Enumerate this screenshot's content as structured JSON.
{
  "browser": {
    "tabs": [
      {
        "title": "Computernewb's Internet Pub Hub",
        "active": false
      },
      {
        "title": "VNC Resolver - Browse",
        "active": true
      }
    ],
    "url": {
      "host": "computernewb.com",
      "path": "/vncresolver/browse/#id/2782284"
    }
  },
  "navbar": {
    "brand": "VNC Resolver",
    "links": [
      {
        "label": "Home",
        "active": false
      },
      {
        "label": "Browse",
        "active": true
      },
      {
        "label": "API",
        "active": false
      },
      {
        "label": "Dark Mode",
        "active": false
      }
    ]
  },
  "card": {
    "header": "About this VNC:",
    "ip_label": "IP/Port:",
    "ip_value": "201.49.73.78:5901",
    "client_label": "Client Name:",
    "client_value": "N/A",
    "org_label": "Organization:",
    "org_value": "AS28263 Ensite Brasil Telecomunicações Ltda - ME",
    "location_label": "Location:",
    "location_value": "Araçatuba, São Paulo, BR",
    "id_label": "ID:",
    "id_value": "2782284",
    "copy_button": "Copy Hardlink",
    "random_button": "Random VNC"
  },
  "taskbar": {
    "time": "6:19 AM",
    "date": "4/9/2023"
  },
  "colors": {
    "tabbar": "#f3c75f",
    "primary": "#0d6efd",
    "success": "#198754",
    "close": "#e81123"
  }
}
■ ■ ■
Exercise goal: Type out the full listing again, exactly as given.

Written answer:
Enumerate this screenshot's content as structured JSON.
{
  "browser": {
    "tabs": [
      {
        "title": "Computernewb's Internet Pub Hub",
        "active": false
      },
      {
        "title": "VNC Resolver - Browse",
        "active": true
      }
    ],
    "url": {
      "host": "computernewb.com",
      "path": "/vncresolver/browse/#id/2782284"
    }
  },
  "navbar": {
    "brand": "VNC Resolver",
    "links": [
      {
        "label": "Home",
        "active": false
      },
      {
        "label": "Browse",
        "active": true
      },
      {
        "label": "API",
        "active": false
      },
      {
        "label": "Dark Mode",
        "active": false
      }
    ]
  },
  "card": {
    "header": "About this VNC:",
    "ip_label": "IP/Port:",
    "ip_value": "201.49.73.78:5901",
    "client_label": "Client Name:",
    "client_value": "N/A",
    "org_label": "Organization:",
    "org_value": "AS28263 Ensite Brasil Telecomunicações Ltda - ME",
    "location_label": "Location:",
    "location_value": "Araçatuba, São Paulo, BR",
    "id_label": "ID:",
    "id_value": "2782284",
    "copy_button": "Copy Hardlink",
    "random_button": "Random VNC"
  },
  "taskbar": {
    "time": "6:19 AM",
    "date": "4/9/2023"
  },
  "colors": {
    "tabbar": "#f3c75f",
    "primary": "#0d6efd",
    "success": "#198754",
    "close": "#e81123"
  }
}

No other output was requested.